*** Dataset records
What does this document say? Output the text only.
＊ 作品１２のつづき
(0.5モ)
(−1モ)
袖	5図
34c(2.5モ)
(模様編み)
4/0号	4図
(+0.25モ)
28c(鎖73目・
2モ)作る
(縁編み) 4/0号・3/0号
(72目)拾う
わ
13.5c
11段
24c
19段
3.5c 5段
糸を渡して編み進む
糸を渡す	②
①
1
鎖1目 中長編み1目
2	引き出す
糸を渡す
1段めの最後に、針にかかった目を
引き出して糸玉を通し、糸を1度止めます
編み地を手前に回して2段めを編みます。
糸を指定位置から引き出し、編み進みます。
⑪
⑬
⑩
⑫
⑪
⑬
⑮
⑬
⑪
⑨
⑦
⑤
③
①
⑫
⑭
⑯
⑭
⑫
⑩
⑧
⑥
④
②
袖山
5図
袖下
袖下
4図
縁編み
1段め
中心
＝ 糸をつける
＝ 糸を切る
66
******
**Directive**
Transcribe the full listing above without leaving anything out.

**Task result**
What does this document say? Output the text only.
＊ 作品１２のつづき
(0.5モ)
(−1モ)
袖	5図
34c(2.5モ)
(模様編み)
4/0号	4図
(+0.25モ)
28c(鎖73目・
2モ)作る
(縁編み) 4/0号・3/0号
(72目)拾う
わ
13.5c
11段
24c
19段
3.5c 5段
糸を渡して編み進む
糸を渡す	②
①
1
鎖1目 中長編み1目
2	引き出す
糸を渡す
1段めの最後に、針にかかった目を
引き出して糸玉を通し、糸を1度止めます
編み地を手前に回して2段めを編みます。
糸を指定位置から引き出し、編み進みます。
⑪
⑬
⑩
⑫
⑪
⑬
⑮
⑬
⑪
⑨
⑦
⑤
③
①
⑫
⑭
⑯
⑭
⑫
⑩
⑧
⑥
④
②
袖山
5図
袖下
袖下
4図
縁編み
1段め
中心
＝ 糸をつける
＝ 糸を切る
66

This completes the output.